Stated task | Copy the data word for word, keeping every line.

Record set |
::::::::::

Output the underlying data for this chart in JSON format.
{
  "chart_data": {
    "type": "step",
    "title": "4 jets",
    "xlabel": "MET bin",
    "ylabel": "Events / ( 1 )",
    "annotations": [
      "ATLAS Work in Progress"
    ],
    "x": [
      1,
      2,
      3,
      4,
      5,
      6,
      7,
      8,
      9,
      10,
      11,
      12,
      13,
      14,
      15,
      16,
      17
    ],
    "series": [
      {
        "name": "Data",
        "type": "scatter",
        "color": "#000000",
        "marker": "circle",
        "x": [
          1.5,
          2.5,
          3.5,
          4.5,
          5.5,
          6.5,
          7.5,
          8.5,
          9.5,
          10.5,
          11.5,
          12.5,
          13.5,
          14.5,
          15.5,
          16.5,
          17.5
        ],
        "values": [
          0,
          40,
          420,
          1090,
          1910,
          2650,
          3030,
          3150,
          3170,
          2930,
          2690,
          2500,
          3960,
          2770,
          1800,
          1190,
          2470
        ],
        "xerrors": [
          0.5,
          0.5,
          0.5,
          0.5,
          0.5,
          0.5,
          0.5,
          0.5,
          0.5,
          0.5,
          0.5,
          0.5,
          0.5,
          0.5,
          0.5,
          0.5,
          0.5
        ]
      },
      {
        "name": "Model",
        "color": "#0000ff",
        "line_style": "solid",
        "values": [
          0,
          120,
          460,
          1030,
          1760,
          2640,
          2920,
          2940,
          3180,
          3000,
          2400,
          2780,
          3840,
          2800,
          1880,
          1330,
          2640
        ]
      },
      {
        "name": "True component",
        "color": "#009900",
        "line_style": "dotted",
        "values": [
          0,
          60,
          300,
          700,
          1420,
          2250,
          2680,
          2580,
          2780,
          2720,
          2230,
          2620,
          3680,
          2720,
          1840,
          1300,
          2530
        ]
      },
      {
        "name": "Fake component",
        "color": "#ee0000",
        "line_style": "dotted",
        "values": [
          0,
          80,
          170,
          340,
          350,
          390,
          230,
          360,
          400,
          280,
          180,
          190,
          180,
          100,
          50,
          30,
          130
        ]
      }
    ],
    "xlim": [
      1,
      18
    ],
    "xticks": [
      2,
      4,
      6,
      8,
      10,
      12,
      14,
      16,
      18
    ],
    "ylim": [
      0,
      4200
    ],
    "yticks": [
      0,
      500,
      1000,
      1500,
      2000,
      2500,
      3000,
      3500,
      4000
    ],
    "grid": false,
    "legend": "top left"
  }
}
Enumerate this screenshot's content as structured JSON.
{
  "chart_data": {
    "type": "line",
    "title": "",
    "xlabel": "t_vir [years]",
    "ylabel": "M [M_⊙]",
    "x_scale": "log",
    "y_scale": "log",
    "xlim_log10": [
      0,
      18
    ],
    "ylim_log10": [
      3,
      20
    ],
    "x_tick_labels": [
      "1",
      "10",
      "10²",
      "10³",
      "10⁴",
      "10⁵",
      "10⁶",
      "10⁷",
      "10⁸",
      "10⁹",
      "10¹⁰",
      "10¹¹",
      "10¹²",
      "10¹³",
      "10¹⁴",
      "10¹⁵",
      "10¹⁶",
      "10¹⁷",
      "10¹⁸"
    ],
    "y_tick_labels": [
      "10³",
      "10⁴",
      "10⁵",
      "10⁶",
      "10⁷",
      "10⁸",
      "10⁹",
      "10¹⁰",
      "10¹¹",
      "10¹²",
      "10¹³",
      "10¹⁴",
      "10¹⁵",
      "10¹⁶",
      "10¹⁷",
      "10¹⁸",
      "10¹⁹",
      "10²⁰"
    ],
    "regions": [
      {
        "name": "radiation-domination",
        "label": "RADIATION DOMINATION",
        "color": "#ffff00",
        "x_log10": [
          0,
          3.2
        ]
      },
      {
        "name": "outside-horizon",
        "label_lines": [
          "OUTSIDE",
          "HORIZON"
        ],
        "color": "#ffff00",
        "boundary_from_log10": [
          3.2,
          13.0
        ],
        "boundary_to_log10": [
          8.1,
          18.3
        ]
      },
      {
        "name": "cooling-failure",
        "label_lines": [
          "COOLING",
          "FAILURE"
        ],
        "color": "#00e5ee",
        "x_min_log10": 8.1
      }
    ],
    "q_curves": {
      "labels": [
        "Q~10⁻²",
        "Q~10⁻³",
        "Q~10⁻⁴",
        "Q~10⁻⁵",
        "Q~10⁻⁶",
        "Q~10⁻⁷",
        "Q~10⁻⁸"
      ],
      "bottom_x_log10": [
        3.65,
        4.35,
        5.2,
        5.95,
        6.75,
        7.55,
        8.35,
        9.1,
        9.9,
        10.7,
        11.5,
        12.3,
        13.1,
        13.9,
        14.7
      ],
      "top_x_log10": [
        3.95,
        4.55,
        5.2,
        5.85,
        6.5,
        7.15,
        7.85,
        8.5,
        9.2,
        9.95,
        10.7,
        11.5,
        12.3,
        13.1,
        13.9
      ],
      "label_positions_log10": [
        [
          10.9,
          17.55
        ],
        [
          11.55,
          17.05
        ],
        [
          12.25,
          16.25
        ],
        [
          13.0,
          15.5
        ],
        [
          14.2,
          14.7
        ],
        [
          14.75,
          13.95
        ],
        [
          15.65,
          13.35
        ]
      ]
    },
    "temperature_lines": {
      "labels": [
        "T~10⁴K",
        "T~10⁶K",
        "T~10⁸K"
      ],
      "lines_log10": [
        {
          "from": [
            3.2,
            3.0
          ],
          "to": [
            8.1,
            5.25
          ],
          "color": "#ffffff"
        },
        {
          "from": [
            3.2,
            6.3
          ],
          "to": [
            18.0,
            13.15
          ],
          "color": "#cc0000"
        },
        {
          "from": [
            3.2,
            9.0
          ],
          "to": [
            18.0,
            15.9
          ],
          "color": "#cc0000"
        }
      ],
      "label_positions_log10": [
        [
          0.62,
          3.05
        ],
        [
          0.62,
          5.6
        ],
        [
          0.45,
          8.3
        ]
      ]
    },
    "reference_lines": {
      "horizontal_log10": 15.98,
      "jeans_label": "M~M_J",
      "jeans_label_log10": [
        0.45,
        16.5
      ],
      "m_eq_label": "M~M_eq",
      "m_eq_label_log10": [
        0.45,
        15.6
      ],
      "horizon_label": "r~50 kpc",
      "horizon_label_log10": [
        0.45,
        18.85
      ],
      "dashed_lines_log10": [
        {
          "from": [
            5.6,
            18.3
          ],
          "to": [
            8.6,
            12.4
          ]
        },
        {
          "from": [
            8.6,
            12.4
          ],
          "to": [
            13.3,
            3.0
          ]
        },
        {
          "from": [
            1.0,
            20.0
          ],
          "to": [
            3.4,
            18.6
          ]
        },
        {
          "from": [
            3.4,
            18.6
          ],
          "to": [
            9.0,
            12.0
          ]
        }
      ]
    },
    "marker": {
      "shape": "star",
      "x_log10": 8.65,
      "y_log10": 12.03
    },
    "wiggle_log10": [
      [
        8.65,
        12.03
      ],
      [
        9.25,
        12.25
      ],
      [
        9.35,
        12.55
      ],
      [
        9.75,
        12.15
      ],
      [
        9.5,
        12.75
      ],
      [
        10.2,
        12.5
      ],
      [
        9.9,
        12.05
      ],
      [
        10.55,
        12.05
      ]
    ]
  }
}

::::::::::

Result of the exercise |
Output the underlying data for this chart in JSON format.
{
  "chart_data": {
    "type": "step",
    "title": "4 jets",
    "xlabel": "MET bin",
    "ylabel": "Events / ( 1 )",
    "annotations": [
      "ATLAS Work in Progress"
    ],
    "x": [
      1,
      2,
      3,
      4,
      5,
      6,
      7,
      8,
      9,
      10,
      11,
      12,
      13,
      14,
      15,
      16,
      17
    ],
    "series": [
      {
        "name": "Data",
        "type": "scatter",
        "color": "#000000",
        "marker": "circle",
        "x": [
          1.5,
          2.5,
          3.5,
          4.5,
          5.5,
          6.5,
          7.5,
          8.5,
          9.5,
          10.5,
          11.5,
          12.5,
          13.5,
          14.5,
          15.5,
          16.5,
          17.5
        ],
        "values": [
          0,
          40,
          420,
          1090,
          1910,
          2650,
          3030,
          3150,
          3170,
          2930,
          2690,
          2500,
          3960,
          2770,
          1800,
          1190,
          2470
        ],
        "xerrors": [
          0.5,
          0.5,
          0.5,
          0.5,
          0.5,
          0.5,
          0.5,
          0.5,
          0.5,
          0.5,
          0.5,
          0.5,
          0.5,
          0.5,
          0.5,
          0.5,
          0.5
        ]
      },
      {
        "name": "Model",
        "color": "#0000ff",
        "line_style": "solid",
        "values": [
          0,
          120,
          460,
          1030,
          1760,
          2640,
          2920,
          2940,
          3180,
          3000,
          2400,
          2780,
          3840,
          2800,
          1880,
          1330,
          2640
        ]
      },
      {
        "name": "True component",
        "color": "#009900",
        "line_style": "dotted",
        "values": [
          0,
          60,
          300,
          700,
          1420,
          2250,
          2680,
          2580,
          2780,
          2720,
          2230,
          2620,
          3680,
          2720,
          1840,
          1300,
          2530
        ]
      },
      {
        "name": "Fake component",
        "color": "#ee0000",
        "line_style": "dotted",
        "values": [
          0,
          80,
          170,
          340,
          350,
          390,
          230,
          360,
          400,
          280,
          180,
          190,
          180,
          100,
          50,
          30,
          130
        ]
      }
    ],
    "xlim": [
      1,
      18
    ],
    "xticks": [
      2,
      4,
      6,
      8,
      10,
      12,
      14,
      16,
      18
    ],
    "ylim": [
      0,
      4200
    ],
    "yticks": [
      0,
      500,
      1000,
      1500,
      2000,
      2500,
      3000,
      3500,
      4000
    ],
    "grid": false,
    "legend": "top left"
  }
}
Enumerate this screenshot's content as structured JSON.
{
  "chart_data": {
    "type": "line",
    "title": "",
    "xlabel": "t_vir [years]",
    "ylabel": "M [M_⊙]",
    "x_scale": "log",
    "y_scale": "log",
    "xlim_log10": [
      0,
      18
    ],
    "ylim_log10": [
      3,
      20
    ],
    "x_tick_labels": [
      "1",
      "10",
      "10²",
      "10³",
      "10⁴",
      "10⁵",
      "10⁶",
      "10⁷",
      "10⁸",
      "10⁹",
      "10¹⁰",
      "10¹¹",
      "10¹²",
      "10¹³",
      "10¹⁴",
      "10¹⁵",
      "10¹⁶",
      "10¹⁷",
      "10¹⁸"
    ],
    "y_tick_labels": [
      "10³",
      "10⁴",
      "10⁵",
      "10⁶",
      "10⁷",
      "10⁸",
      "10⁹",
      "10¹⁰",
      "10¹¹",
      "10¹²",
      "10¹³",
      "10¹⁴",
      "10¹⁵",
      "10¹⁶",
      "10¹⁷",
      "10¹⁸",
      "10¹⁹",
      "10²⁰"
    ],
    "regions": [
      {
        "name": "radiation-domination",
        "label": "RADIATION DOMINATION",
        "color": "#ffff00",
        "x_log10": [
          0,
          3.2
        ]
      },
      {
        "name": "outside-horizon",
        "label_lines": [
          "OUTSIDE",
          "HORIZON"
        ],
        "color": "#ffff00",
        "boundary_from_log10": [
          3.2,
          13.0
        ],
        "boundary_to_log10": [
          8.1,
          18.3
        ]
      },
      {
        "name": "cooling-failure",
        "label_lines": [
          "COOLING",
          "FAILURE"
        ],
        "color": "#00e5ee",
        "x_min_log10": 8.1
      }
    ],
    "q_curves": {
      "labels": [
        "Q~10⁻²",
        "Q~10⁻³",
        "Q~10⁻⁴",
        "Q~10⁻⁵",
        "Q~10⁻⁶",
        "Q~10⁻⁷",
        "Q~10⁻⁸"
      ],
      "bottom_x_log10": [
        3.65,
        4.35,
        5.2,
        5.95,
        6.75,
        7.55,
        8.35,
        9.1,
        9.9,
        10.7,
        11.5,
        12.3,
        13.1,
        13.9,
        14.7
      ],
      "top_x_log10": [
        3.95,
        4.55,
        5.2,
        5.85,
        6.5,
        7.15,
        7.85,
        8.5,
        9.2,
        9.95,
        10.7,
        11.5,
        12.3,
        13.1,
        13.9
      ],
      "label_positions_log10": [
        [
          10.9,
          17.55
        ],
        [
          11.55,
          17.05
        ],
        [
          12.25,
          16.25
        ],
        [
          13.0,
          15.5
        ],
        [
          14.2,
          14.7
        ],
        [
          14.75,
          13.95
        ],
        [
          15.65,
          13.35
        ]
      ]
    },
    "temperature_lines": {
      "labels": [
        "T~10⁴K",
        "T~10⁶K",
        "T~10⁸K"
      ],
      "lines_log10": [
        {
          "from": [
            3.2,
            3.0
          ],
          "to": [
            8.1,
            5.25
          ],
          "color": "#ffffff"
        },
        {
          "from": [
            3.2,
            6.3
          ],
          "to": [
            18.0,
            13.15
          ],
          "color": "#cc0000"
        },
        {
          "from": [
            3.2,
            9.0
          ],
          "to": [
            18.0,
            15.9
          ],
          "color": "#cc0000"
        }
      ],
      "label_positions_log10": [
        [
          0.62,
          3.05
        ],
        [
          0.62,
          5.6
        ],
        [
          0.45,
          8.3
        ]
      ]
    },
    "reference_lines": {
      "horizontal_log10": 15.98,
      "jeans_label": "M~M_J",
      "jeans_label_log10": [
        0.45,
        16.5
      ],
      "m_eq_label": "M~M_eq",
      "m_eq_label_log10": [
        0.45,
        15.6
      ],
      "horizon_label": "r~50 kpc",
      "horizon_label_log10": [
        0.45,
        18.85
      ],
      "dashed_lines_log10": [
        {
          "from": [
            5.6,
            18.3
          ],
          "to": [
            8.6,
            12.4
          ]
        },
        {
          "from": [
            8.6,
            12.4
          ],
          "to": [
            13.3,
            3.0
          ]
        },
        {
          "from": [
            1.0,
            20.0
          ],
          "to": [
            3.4,
            18.6
          ]
        },
        {
          "from": [
            3.4,
            18.6
          ],
          "to": [
            9.0,
            12.0
          ]
        }
      ]
    },
    "marker": {
      "shape": "star",
      "x_log10": 8.65,
      "y_log10": 12.03
    },
    "wiggle_log10": [
      [
        8.65,
        12.03
      ],
      [
        9.25,
        12.25
      ],
      [
        9.35,
        12.55
      ],
      [
        9.75,
        12.15
      ],
      [
        9.5,
        12.75
      ],
      [
        10.2,
        12.5
      ],
      [
        9.9,
        12.05
      ],
      [
        10.55,
        12.05
      ]
    ]
  }
}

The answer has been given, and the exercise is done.